[Begin Provided records]
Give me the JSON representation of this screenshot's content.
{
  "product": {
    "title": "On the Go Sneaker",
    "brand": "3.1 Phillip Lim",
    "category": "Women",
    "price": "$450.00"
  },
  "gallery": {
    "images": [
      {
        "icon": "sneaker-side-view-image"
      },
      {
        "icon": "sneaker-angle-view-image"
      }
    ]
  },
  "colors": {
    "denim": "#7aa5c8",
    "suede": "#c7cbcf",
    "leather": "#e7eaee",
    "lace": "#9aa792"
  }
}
[End Provided records]
What the task requires. Every record above should be copied exactly.

Completed task.
Give me the JSON representation of this screenshot's content.
{
  "product": {
    "title": "On the Go Sneaker",
    "brand": "3.1 Phillip Lim",
    "category": "Women",
    "price": "$450.00"
  },
  "gallery": {
    "images": [
      {
        "icon": "sneaker-side-view-image"
      },
      {
        "icon": "sneaker-angle-view-image"
      }
    ]
  },
  "colors": {
    "denim": "#7aa5c8",
    "suede": "#c7cbcf",
    "leather": "#e7eaee",
    "lace": "#9aa792"
  }
}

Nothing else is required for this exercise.